__YOUR INSTRUCTIONS__:
A line counts if it contains the word "name" at least once. State how many such lines the records contain, giving the number alone.

[DATA SECTION start]

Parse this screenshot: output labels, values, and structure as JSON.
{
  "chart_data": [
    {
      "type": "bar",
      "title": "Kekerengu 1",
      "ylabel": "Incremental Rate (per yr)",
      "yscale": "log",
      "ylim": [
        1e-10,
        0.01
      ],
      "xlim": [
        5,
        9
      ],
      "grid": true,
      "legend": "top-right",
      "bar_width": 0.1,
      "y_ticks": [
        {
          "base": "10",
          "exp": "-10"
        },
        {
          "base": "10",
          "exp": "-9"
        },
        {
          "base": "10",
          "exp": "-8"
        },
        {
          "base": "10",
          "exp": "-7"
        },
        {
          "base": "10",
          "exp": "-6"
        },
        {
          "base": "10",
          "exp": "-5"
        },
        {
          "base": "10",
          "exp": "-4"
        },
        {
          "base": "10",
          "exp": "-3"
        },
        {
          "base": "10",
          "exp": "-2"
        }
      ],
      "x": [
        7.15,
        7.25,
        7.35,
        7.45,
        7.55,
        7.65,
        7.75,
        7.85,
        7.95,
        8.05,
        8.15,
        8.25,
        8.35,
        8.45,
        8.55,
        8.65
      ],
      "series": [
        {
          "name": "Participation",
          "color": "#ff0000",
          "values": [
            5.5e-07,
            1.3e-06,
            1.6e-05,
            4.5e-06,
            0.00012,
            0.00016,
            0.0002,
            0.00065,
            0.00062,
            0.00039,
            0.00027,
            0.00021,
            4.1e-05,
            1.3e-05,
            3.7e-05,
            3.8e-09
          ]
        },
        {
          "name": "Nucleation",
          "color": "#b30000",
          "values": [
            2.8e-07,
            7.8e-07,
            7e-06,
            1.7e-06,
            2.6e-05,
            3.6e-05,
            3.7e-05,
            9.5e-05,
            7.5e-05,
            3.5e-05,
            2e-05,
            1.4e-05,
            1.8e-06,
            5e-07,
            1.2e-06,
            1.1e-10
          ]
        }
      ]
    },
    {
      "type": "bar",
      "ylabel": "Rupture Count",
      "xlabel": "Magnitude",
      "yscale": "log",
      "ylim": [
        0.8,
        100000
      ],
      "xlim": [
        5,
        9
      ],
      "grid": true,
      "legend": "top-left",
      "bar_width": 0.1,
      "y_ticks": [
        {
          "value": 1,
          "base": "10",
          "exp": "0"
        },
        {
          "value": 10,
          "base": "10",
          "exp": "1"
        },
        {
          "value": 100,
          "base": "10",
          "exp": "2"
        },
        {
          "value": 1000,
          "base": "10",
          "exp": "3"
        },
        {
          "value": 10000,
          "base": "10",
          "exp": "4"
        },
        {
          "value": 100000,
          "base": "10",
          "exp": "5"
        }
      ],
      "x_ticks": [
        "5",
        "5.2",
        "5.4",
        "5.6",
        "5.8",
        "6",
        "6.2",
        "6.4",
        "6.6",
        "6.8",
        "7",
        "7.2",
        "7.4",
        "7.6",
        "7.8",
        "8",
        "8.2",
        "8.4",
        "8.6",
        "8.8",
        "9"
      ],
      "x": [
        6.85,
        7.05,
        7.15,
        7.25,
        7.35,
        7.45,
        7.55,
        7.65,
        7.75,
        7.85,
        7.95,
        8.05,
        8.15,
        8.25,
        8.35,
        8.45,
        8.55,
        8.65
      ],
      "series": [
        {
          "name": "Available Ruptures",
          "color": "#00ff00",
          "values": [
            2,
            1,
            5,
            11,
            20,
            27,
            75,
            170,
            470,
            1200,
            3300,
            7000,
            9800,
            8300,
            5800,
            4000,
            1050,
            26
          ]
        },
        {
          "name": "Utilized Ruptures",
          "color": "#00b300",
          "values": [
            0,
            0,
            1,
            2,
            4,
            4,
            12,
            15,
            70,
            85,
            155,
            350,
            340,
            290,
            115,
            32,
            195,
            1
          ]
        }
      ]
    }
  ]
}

[DATA SECTION end]

__EXERCISE RESPONSE__:
4